REQUIREMENTS ▸ In this exercise, return the whole listing exactly, excluding any images.

SUPPLIED MATERIAL ▸
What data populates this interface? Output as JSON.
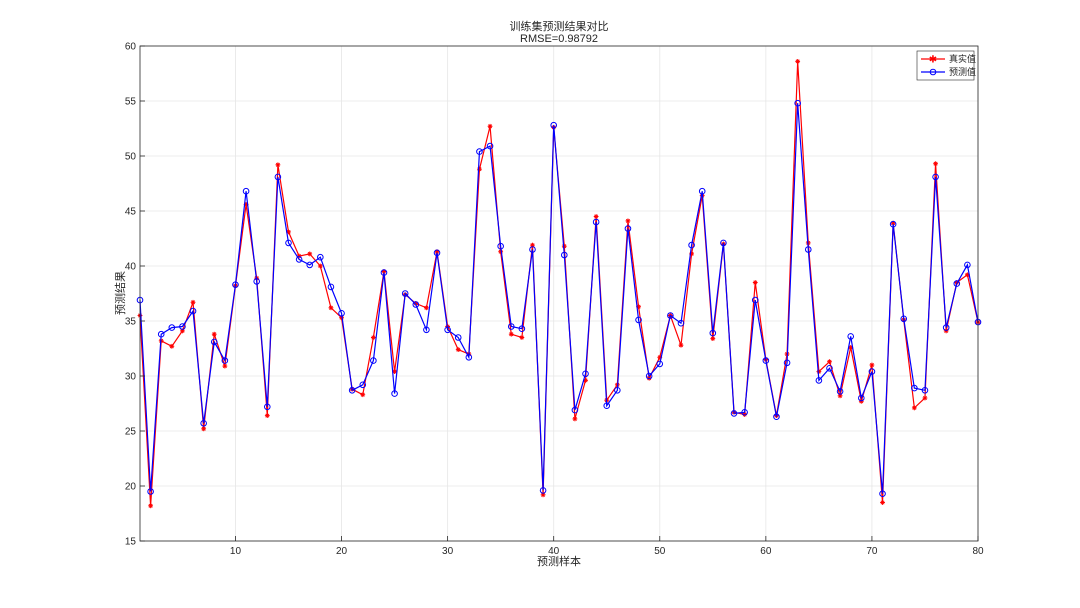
{
  "chart_data": {
    "type": "line",
    "title": "训练集预测结果对比",
    "subtitle": "RMSE=0.98792",
    "xlabel": "预测样本",
    "ylabel": "预测结果",
    "xlim": [
      1,
      80
    ],
    "ylim": [
      15,
      60
    ],
    "xticks": [
      10,
      20,
      30,
      40,
      50,
      60,
      70,
      80
    ],
    "yticks": [
      15,
      20,
      25,
      30,
      35,
      40,
      45,
      50,
      55,
      60
    ],
    "grid": true,
    "legend_position": "top-right",
    "x": [
      1,
      2,
      3,
      4,
      5,
      6,
      7,
      8,
      9,
      10,
      11,
      12,
      13,
      14,
      15,
      16,
      17,
      18,
      19,
      20,
      21,
      22,
      23,
      24,
      25,
      26,
      27,
      28,
      29,
      30,
      31,
      32,
      33,
      34,
      35,
      36,
      37,
      38,
      39,
      40,
      41,
      42,
      43,
      44,
      45,
      46,
      47,
      48,
      49,
      50,
      51,
      52,
      53,
      54,
      55,
      56,
      57,
      58,
      59,
      60,
      61,
      62,
      63,
      64,
      65,
      66,
      67,
      68,
      69,
      70,
      71,
      72,
      73,
      74,
      75,
      76,
      77,
      78,
      79,
      80
    ],
    "series": [
      {
        "name": "真实值",
        "color": "#ff0000",
        "marker": "star",
        "values": [
          35.5,
          18.2,
          33.2,
          32.7,
          34.1,
          36.7,
          25.2,
          33.8,
          30.9,
          38.2,
          45.6,
          38.9,
          26.4,
          49.2,
          43.1,
          40.9,
          41.1,
          40.0,
          36.2,
          35.3,
          28.8,
          28.3,
          33.5,
          39.5,
          30.4,
          37.4,
          36.6,
          36.2,
          41.3,
          34.5,
          32.4,
          32.0,
          48.8,
          52.7,
          41.3,
          33.8,
          33.5,
          41.9,
          19.2,
          52.6,
          41.8,
          26.1,
          29.6,
          44.5,
          27.8,
          29.2,
          44.1,
          36.3,
          29.8,
          31.7,
          35.5,
          32.8,
          41.1,
          46.4,
          33.4,
          42.0,
          26.7,
          26.5,
          38.5,
          31.5,
          26.4,
          32.0,
          58.6,
          42.1,
          30.4,
          31.3,
          28.2,
          32.6,
          27.7,
          31.0,
          18.5,
          43.9,
          35.1,
          27.1,
          28.0,
          49.3,
          34.1,
          38.5,
          39.2,
          34.9
        ]
      },
      {
        "name": "预测值",
        "color": "#0000ff",
        "marker": "circle",
        "values": [
          36.9,
          19.5,
          33.8,
          34.4,
          34.5,
          35.9,
          25.7,
          33.1,
          31.4,
          38.3,
          46.8,
          38.6,
          27.2,
          48.1,
          42.1,
          40.6,
          40.1,
          40.8,
          38.1,
          35.7,
          28.7,
          29.2,
          31.4,
          39.4,
          28.4,
          37.5,
          36.5,
          34.2,
          41.2,
          34.2,
          33.5,
          31.7,
          50.4,
          50.9,
          41.8,
          34.5,
          34.3,
          41.5,
          19.6,
          52.8,
          41.0,
          26.9,
          30.2,
          44.0,
          27.3,
          28.7,
          43.4,
          35.1,
          30.0,
          31.1,
          35.5,
          34.8,
          41.9,
          46.8,
          33.9,
          42.1,
          26.6,
          26.7,
          36.9,
          31.4,
          26.3,
          31.2,
          54.8,
          41.5,
          29.6,
          30.7,
          28.6,
          33.6,
          28.0,
          30.4,
          19.3,
          43.8,
          35.2,
          28.9,
          28.7,
          48.1,
          34.4,
          38.4,
          40.1,
          34.9
        ]
      }
    ]
  }
}
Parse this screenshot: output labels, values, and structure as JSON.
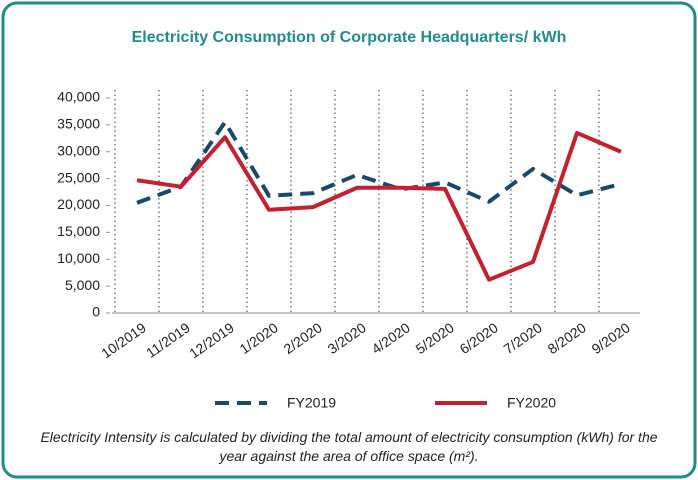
{
  "chart_data": {
    "type": "line",
    "title": "Electricity Consumption of Corporate Headquarters/ kWh",
    "categories": [
      "10/2019",
      "11/2019",
      "12/2019",
      "1/2020",
      "2/2020",
      "3/2020",
      "4/2020",
      "5/2020",
      "6/2020",
      "7/2020",
      "8/2020",
      "9/2020"
    ],
    "series": [
      {
        "name": "FY2019",
        "color": "#17496b",
        "dashed": true,
        "values": [
          20500,
          23500,
          35500,
          21800,
          22300,
          25700,
          23000,
          24300,
          20700,
          26800,
          21900,
          24000
        ]
      },
      {
        "name": "FY2020",
        "color": "#c5202f",
        "dashed": false,
        "values": [
          24700,
          23500,
          32700,
          19200,
          19700,
          23300,
          23300,
          23100,
          6200,
          9500,
          33500,
          30000
        ]
      }
    ],
    "ylim": [
      0,
      40000
    ],
    "yticks": [
      0,
      {
        "value": 5000,
        "label": "5,000"
      },
      {
        "value": 10000,
        "label": "10,000"
      },
      {
        "value": 15000,
        "label": "15,000"
      },
      {
        "value": 20000,
        "label": "20,000"
      },
      {
        "value": 25000,
        "label": "25,000"
      },
      {
        "value": 30000,
        "label": "30,000"
      },
      {
        "value": 35000,
        "label": "35,000"
      },
      {
        "value": 40000,
        "label": "40,000"
      }
    ],
    "grid": false,
    "legend": "bottom",
    "note": "Electricity Intensity is calculated by dividing the total amount of electricity consumption (kWh) for the year against the area of office space (m²)."
  }
}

EXPECTED ANSWER ▸
What data populates this interface? Output as JSON.
{
  "chart_data": {
    "type": "line",
    "title": "训练集预测结果对比",
    "subtitle": "RMSE=0.98792",
    "xlabel": "预测样本",
    "ylabel": "预测结果",
    "xlim": [
      1,
      80
    ],
    "ylim": [
      15,
      60
    ],
    "xticks": [
      10,
      20,
      30,
      40,
      50,
      60,
      70,
      80
    ],
    "yticks": [
      15,
      20,
      25,
      30,
      35,
      40,
      45,
      50,
      55,
      60
    ],
    "grid": true,
    "legend_position": "top-right",
    "x": [
      1,
      2,
      3,
      4,
      5,
      6,
      7,
      8,
      9,
      10,
      11,
      12,
      13,
      14,
      15,
      16,
      17,
      18,
      19,
      20,
      21,
      22,
      23,
      24,
      25,
      26,
      27,
      28,
      29,
      30,
      31,
      32,
      33,
      34,
      35,
      36,
      37,
      38,
      39,
      40,
      41,
      42,
      43,
      44,
      45,
      46,
      47,
      48,
      49,
      50,
      51,
      52,
      53,
      54,
      55,
      56,
      57,
      58,
      59,
      60,
      61,
      62,
      63,
      64,
      65,
      66,
      67,
      68,
      69,
      70,
      71,
      72,
      73,
      74,
      75,
      76,
      77,
      78,
      79,
      80
    ],
    "series": [
      {
        "name": "真实值",
        "color": "#ff0000",
        "marker": "star",
        "values": [
          35.5,
          18.2,
          33.2,
          32.7,
          34.1,
          36.7,
          25.2,
          33.8,
          30.9,
          38.2,
          45.6,
          38.9,
          26.4,
          49.2,
          43.1,
          40.9,
          41.1,
          40.0,
          36.2,
          35.3,
          28.8,
          28.3,
          33.5,
          39.5,
          30.4,
          37.4,
          36.6,
          36.2,
          41.3,
          34.5,
          32.4,
          32.0,
          48.8,
          52.7,
          41.3,
          33.8,
          33.5,
          41.9,
          19.2,
          52.6,
          41.8,
          26.1,
          29.6,
          44.5,
          27.8,
          29.2,
          44.1,
          36.3,
          29.8,
          31.7,
          35.5,
          32.8,
          41.1,
          46.4,
          33.4,
          42.0,
          26.7,
          26.5,
          38.5,
          31.5,
          26.4,
          32.0,
          58.6,
          42.1,
          30.4,
          31.3,
          28.2,
          32.6,
          27.7,
          31.0,
          18.5,
          43.9,
          35.1,
          27.1,
          28.0,
          49.3,
          34.1,
          38.5,
          39.2,
          34.9
        ]
      },
      {
        "name": "预测值",
        "color": "#0000ff",
        "marker": "circle",
        "values": [
          36.9,
          19.5,
          33.8,
          34.4,
          34.5,
          35.9,
          25.7,
          33.1,
          31.4,
          38.3,
          46.8,
          38.6,
          27.2,
          48.1,
          42.1,
          40.6,
          40.1,
          40.8,
          38.1,
          35.7,
          28.7,
          29.2,
          31.4,
          39.4,
          28.4,
          37.5,
          36.5,
          34.2,
          41.2,
          34.2,
          33.5,
          31.7,
          50.4,
          50.9,
          41.8,
          34.5,
          34.3,
          41.5,
          19.6,
          52.8,
          41.0,
          26.9,
          30.2,
          44.0,
          27.3,
          28.7,
          43.4,
          35.1,
          30.0,
          31.1,
          35.5,
          34.8,
          41.9,
          46.8,
          33.9,
          42.1,
          26.6,
          26.7,
          36.9,
          31.4,
          26.3,
          31.2,
          54.8,
          41.5,
          29.6,
          30.7,
          28.6,
          33.6,
          28.0,
          30.4,
          19.3,
          43.8,
          35.2,
          28.9,
          28.7,
          48.1,
          34.4,
          38.4,
          40.1,
          34.9
        ]
      }
    ]
  }
}
Parse this screenshot: output labels, values, and structure as JSON.
{
  "chart_data": {
    "type": "line",
    "title": "Electricity Consumption of Corporate Headquarters/ kWh",
    "categories": [
      "10/2019",
      "11/2019",
      "12/2019",
      "1/2020",
      "2/2020",
      "3/2020",
      "4/2020",
      "5/2020",
      "6/2020",
      "7/2020",
      "8/2020",
      "9/2020"
    ],
    "series": [
      {
        "name": "FY2019",
        "color": "#17496b",
        "dashed": true,
        "values": [
          20500,
          23500,
          35500,
          21800,
          22300,
          25700,
          23000,
          24300,
          20700,
          26800,
          21900,
          24000
        ]
      },
      {
        "name": "FY2020",
        "color": "#c5202f",
        "dashed": false,
        "values": [
          24700,
          23500,
          32700,
          19200,
          19700,
          23300,
          23300,
          23100,
          6200,
          9500,
          33500,
          30000
        ]
      }
    ],
    "ylim": [
      0,
      40000
    ],
    "yticks": [
      0,
      {
        "value": 5000,
        "label": "5,000"
      },
      {
        "value": 10000,
        "label": "10,000"
      },
      {
        "value": 15000,
        "label": "15,000"
      },
      {
        "value": 20000,
        "label": "20,000"
      },
      {
        "value": 25000,
        "label": "25,000"
      },
      {
        "value": 30000,
        "label": "30,000"
      },
      {
        "value": 35000,
        "label": "35,000"
      },
      {
        "value": 40000,
        "label": "40,000"
      }
    ],
    "grid": false,
    "legend": "bottom",
    "note": "Electricity Intensity is calculated by dividing the total amount of electricity consumption (kWh) for the year against the area of office space (m²)."
  }
}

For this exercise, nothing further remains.